Written instruction |
Copy out the listing in full, exactly as written, but not its pictures.

++++ Dataset extract ++++

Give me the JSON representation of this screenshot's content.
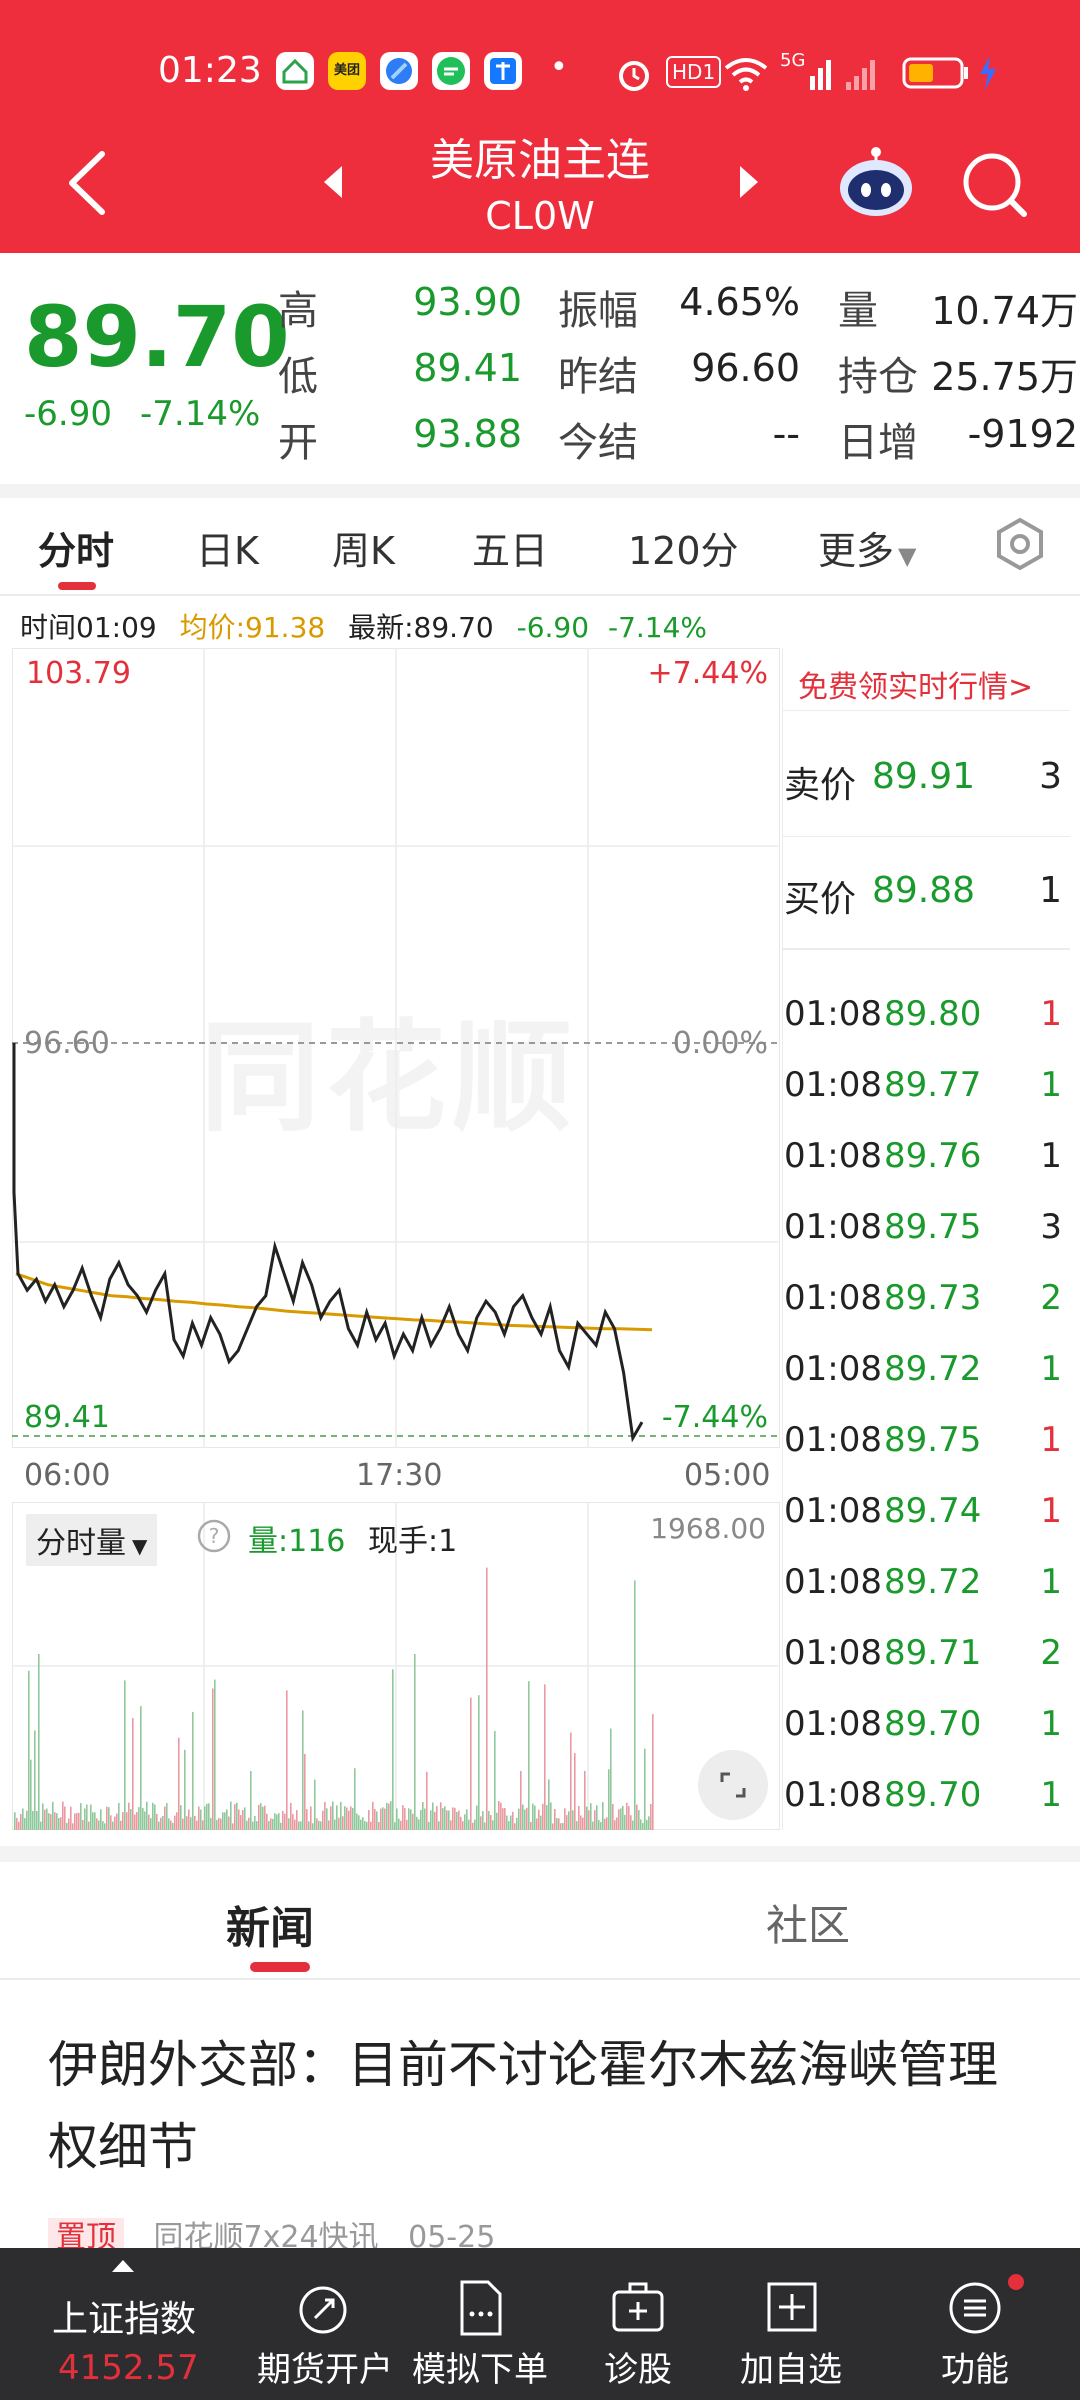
{
  "status": {
    "time": "01:23",
    "app_icons": [
      "home-app-icon",
      "meituan-app-icon",
      "browser-app-icon",
      "message-app-icon",
      "alipay-app-icon"
    ],
    "meituan_text": "美团",
    "dot": "•",
    "hd_badge": "HD1",
    "network": "5G"
  },
  "header": {
    "title": "美原油主连",
    "code": "CL0W"
  },
  "quote": {
    "price": "89.70",
    "change": "-6.90",
    "change_pct": "-7.14%",
    "high_label": "高",
    "high": "93.90",
    "low_label": "低",
    "low": "89.41",
    "open_label": "开",
    "open": "93.88",
    "amp_label": "振幅",
    "amp": "4.65%",
    "prev_settle_label": "昨结",
    "prev_settle": "96.60",
    "settle_label": "今结",
    "settle": "--",
    "vol_label": "量",
    "vol": "10.74万",
    "oi_label": "持仓",
    "oi": "25.75万",
    "daily_inc_label": "日增",
    "daily_inc": "-9192"
  },
  "tabs": [
    "分时",
    "日K",
    "周K",
    "五日",
    "120分",
    "更多"
  ],
  "info_line": {
    "time": "时间01:09",
    "avg": "均价:91.38",
    "latest": "最新:89.70",
    "chg": "-6.90",
    "pct": "-7.14%"
  },
  "chart_data": {
    "type": "line",
    "y_top_label": "103.79",
    "y_mid_label": "96.60",
    "y_bottom_label": "89.41",
    "pct_top": "+7.44%",
    "pct_mid": "0.00%",
    "pct_bottom": "-7.44%",
    "x_tick_labels": [
      "06:00",
      "17:30",
      "05:00"
    ],
    "ylim": [
      89.41,
      103.79
    ],
    "prev_settle": 96.6,
    "price": [
      93.88,
      92.4,
      92.1,
      92.3,
      91.9,
      92.2,
      91.8,
      92.1,
      92.5,
      92.0,
      91.6,
      92.3,
      92.6,
      92.2,
      92.0,
      91.7,
      92.1,
      92.4,
      91.2,
      90.9,
      91.5,
      91.1,
      91.6,
      91.3,
      90.8,
      91.0,
      91.4,
      91.8,
      92.0,
      92.9,
      92.4,
      91.9,
      92.6,
      92.2,
      91.6,
      91.9,
      92.1,
      91.4,
      91.1,
      91.7,
      91.2,
      91.5,
      90.9,
      91.3,
      91.0,
      91.6,
      91.1,
      91.4,
      91.8,
      91.3,
      91.0,
      91.6,
      91.9,
      91.7,
      91.3,
      91.8,
      92.0,
      91.6,
      91.3,
      91.8,
      91.0,
      90.7,
      91.5,
      91.3,
      91.1,
      91.7,
      91.4,
      90.6,
      89.41,
      89.7
    ],
    "avg": [
      92.4,
      92.3,
      92.2,
      92.15,
      92.1,
      92.05,
      92.0,
      91.98,
      91.95,
      91.93,
      91.9,
      91.88,
      91.85,
      91.83,
      91.8,
      91.78,
      91.75,
      91.72,
      91.7,
      91.68,
      91.66,
      91.64,
      91.62,
      91.6,
      91.58,
      91.56,
      91.55,
      91.53,
      91.52,
      91.5,
      91.48,
      91.46,
      91.45,
      91.44,
      91.43,
      91.42,
      91.41,
      91.4,
      91.4,
      91.39,
      91.38
    ],
    "volume_max_label": "1968.00",
    "volume_label": "分时量",
    "volume_value": "量:116",
    "hand_value": "现手:1",
    "volume_ylim": [
      0,
      1968
    ]
  },
  "promo": "免费领实时行情>",
  "book": {
    "ask_label": "卖价",
    "ask": "89.91",
    "ask_qty": "3",
    "bid_label": "买价",
    "bid": "89.88",
    "bid_qty": "1"
  },
  "ticks": [
    {
      "time": "01:08",
      "price": "89.80",
      "qty": "1",
      "dir": "up"
    },
    {
      "time": "01:08",
      "price": "89.77",
      "qty": "1",
      "dir": "down"
    },
    {
      "time": "01:08",
      "price": "89.76",
      "qty": "1",
      "dir": "flat"
    },
    {
      "time": "01:08",
      "price": "89.75",
      "qty": "3",
      "dir": "flat"
    },
    {
      "time": "01:08",
      "price": "89.73",
      "qty": "2",
      "dir": "down"
    },
    {
      "time": "01:08",
      "price": "89.72",
      "qty": "1",
      "dir": "down"
    },
    {
      "time": "01:08",
      "price": "89.75",
      "qty": "1",
      "dir": "up"
    },
    {
      "time": "01:08",
      "price": "89.74",
      "qty": "1",
      "dir": "up"
    },
    {
      "time": "01:08",
      "price": "89.72",
      "qty": "1",
      "dir": "down"
    },
    {
      "time": "01:08",
      "price": "89.71",
      "qty": "2",
      "dir": "down"
    },
    {
      "time": "01:08",
      "price": "89.70",
      "qty": "1",
      "dir": "down"
    },
    {
      "time": "01:08",
      "price": "89.70",
      "qty": "1",
      "dir": "down"
    }
  ],
  "watermark": "同花顺",
  "news": {
    "tab_news": "新闻",
    "tab_community": "社区",
    "headline": "伊朗外交部：目前不讨论霍尔木兹海峡管理权细节",
    "pin": "置顶",
    "source": "同花顺7x24快讯",
    "date": "05-25"
  },
  "bottom_nav": {
    "index_name": "上证指数",
    "index_value": "4152.57",
    "items": [
      "期货开户",
      "模拟下单",
      "诊股",
      "加自选",
      "功能"
    ]
  },
  "colors": {
    "accent": "#ee2e3c",
    "up": "#e3303b",
    "down": "#1a9a2c",
    "avg_line": "#d99a00"
  }
}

++++

Task result |
Give me the JSON representation of this screenshot's content.
{
  "status": {
    "time": "01:23",
    "app_icons": [
      "home-app-icon",
      "meituan-app-icon",
      "browser-app-icon",
      "message-app-icon",
      "alipay-app-icon"
    ],
    "meituan_text": "美团",
    "dot": "•",
    "hd_badge": "HD1",
    "network": "5G"
  },
  "header": {
    "title": "美原油主连",
    "code": "CL0W"
  },
  "quote": {
    "price": "89.70",
    "change": "-6.90",
    "change_pct": "-7.14%",
    "high_label": "高",
    "high": "93.90",
    "low_label": "低",
    "low": "89.41",
    "open_label": "开",
    "open": "93.88",
    "amp_label": "振幅",
    "amp": "4.65%",
    "prev_settle_label": "昨结",
    "prev_settle": "96.60",
    "settle_label": "今结",
    "settle": "--",
    "vol_label": "量",
    "vol": "10.74万",
    "oi_label": "持仓",
    "oi": "25.75万",
    "daily_inc_label": "日增",
    "daily_inc": "-9192"
  },
  "tabs": [
    "分时",
    "日K",
    "周K",
    "五日",
    "120分",
    "更多"
  ],
  "info_line": {
    "time": "时间01:09",
    "avg": "均价:91.38",
    "latest": "最新:89.70",
    "chg": "-6.90",
    "pct": "-7.14%"
  },
  "chart_data": {
    "type": "line",
    "y_top_label": "103.79",
    "y_mid_label": "96.60",
    "y_bottom_label": "89.41",
    "pct_top": "+7.44%",
    "pct_mid": "0.00%",
    "pct_bottom": "-7.44%",
    "x_tick_labels": [
      "06:00",
      "17:30",
      "05:00"
    ],
    "ylim": [
      89.41,
      103.79
    ],
    "prev_settle": 96.6,
    "price": [
      93.88,
      92.4,
      92.1,
      92.3,
      91.9,
      92.2,
      91.8,
      92.1,
      92.5,
      92.0,
      91.6,
      92.3,
      92.6,
      92.2,
      92.0,
      91.7,
      92.1,
      92.4,
      91.2,
      90.9,
      91.5,
      91.1,
      91.6,
      91.3,
      90.8,
      91.0,
      91.4,
      91.8,
      92.0,
      92.9,
      92.4,
      91.9,
      92.6,
      92.2,
      91.6,
      91.9,
      92.1,
      91.4,
      91.1,
      91.7,
      91.2,
      91.5,
      90.9,
      91.3,
      91.0,
      91.6,
      91.1,
      91.4,
      91.8,
      91.3,
      91.0,
      91.6,
      91.9,
      91.7,
      91.3,
      91.8,
      92.0,
      91.6,
      91.3,
      91.8,
      91.0,
      90.7,
      91.5,
      91.3,
      91.1,
      91.7,
      91.4,
      90.6,
      89.41,
      89.7
    ],
    "avg": [
      92.4,
      92.3,
      92.2,
      92.15,
      92.1,
      92.05,
      92.0,
      91.98,
      91.95,
      91.93,
      91.9,
      91.88,
      91.85,
      91.83,
      91.8,
      91.78,
      91.75,
      91.72,
      91.7,
      91.68,
      91.66,
      91.64,
      91.62,
      91.6,
      91.58,
      91.56,
      91.55,
      91.53,
      91.52,
      91.5,
      91.48,
      91.46,
      91.45,
      91.44,
      91.43,
      91.42,
      91.41,
      91.4,
      91.4,
      91.39,
      91.38
    ],
    "volume_max_label": "1968.00",
    "volume_label": "分时量",
    "volume_value": "量:116",
    "hand_value": "现手:1",
    "volume_ylim": [
      0,
      1968
    ]
  },
  "promo": "免费领实时行情>",
  "book": {
    "ask_label": "卖价",
    "ask": "89.91",
    "ask_qty": "3",
    "bid_label": "买价",
    "bid": "89.88",
    "bid_qty": "1"
  },
  "ticks": [
    {
      "time": "01:08",
      "price": "89.80",
      "qty": "1",
      "dir": "up"
    },
    {
      "time": "01:08",
      "price": "89.77",
      "qty": "1",
      "dir": "down"
    },
    {
      "time": "01:08",
      "price": "89.76",
      "qty": "1",
      "dir": "flat"
    },
    {
      "time": "01:08",
      "price": "89.75",
      "qty": "3",
      "dir": "flat"
    },
    {
      "time": "01:08",
      "price": "89.73",
      "qty": "2",
      "dir": "down"
    },
    {
      "time": "01:08",
      "price": "89.72",
      "qty": "1",
      "dir": "down"
    },
    {
      "time": "01:08",
      "price": "89.75",
      "qty": "1",
      "dir": "up"
    },
    {
      "time": "01:08",
      "price": "89.74",
      "qty": "1",
      "dir": "up"
    },
    {
      "time": "01:08",
      "price": "89.72",
      "qty": "1",
      "dir": "down"
    },
    {
      "time": "01:08",
      "price": "89.71",
      "qty": "2",
      "dir": "down"
    },
    {
      "time": "01:08",
      "price": "89.70",
      "qty": "1",
      "dir": "down"
    },
    {
      "time": "01:08",
      "price": "89.70",
      "qty": "1",
      "dir": "down"
    }
  ],
  "watermark": "同花顺",
  "news": {
    "tab_news": "新闻",
    "tab_community": "社区",
    "headline": "伊朗外交部：目前不讨论霍尔木兹海峡管理权细节",
    "pin": "置顶",
    "source": "同花顺7x24快讯",
    "date": "05-25"
  },
  "bottom_nav": {
    "index_name": "上证指数",
    "index_value": "4152.57",
    "items": [
      "期货开户",
      "模拟下单",
      "诊股",
      "加自选",
      "功能"
    ]
  },
  "colors": {
    "accent": "#ee2e3c",
    "up": "#e3303b",
    "down": "#1a9a2c",
    "avg_line": "#d99a00"
  }
}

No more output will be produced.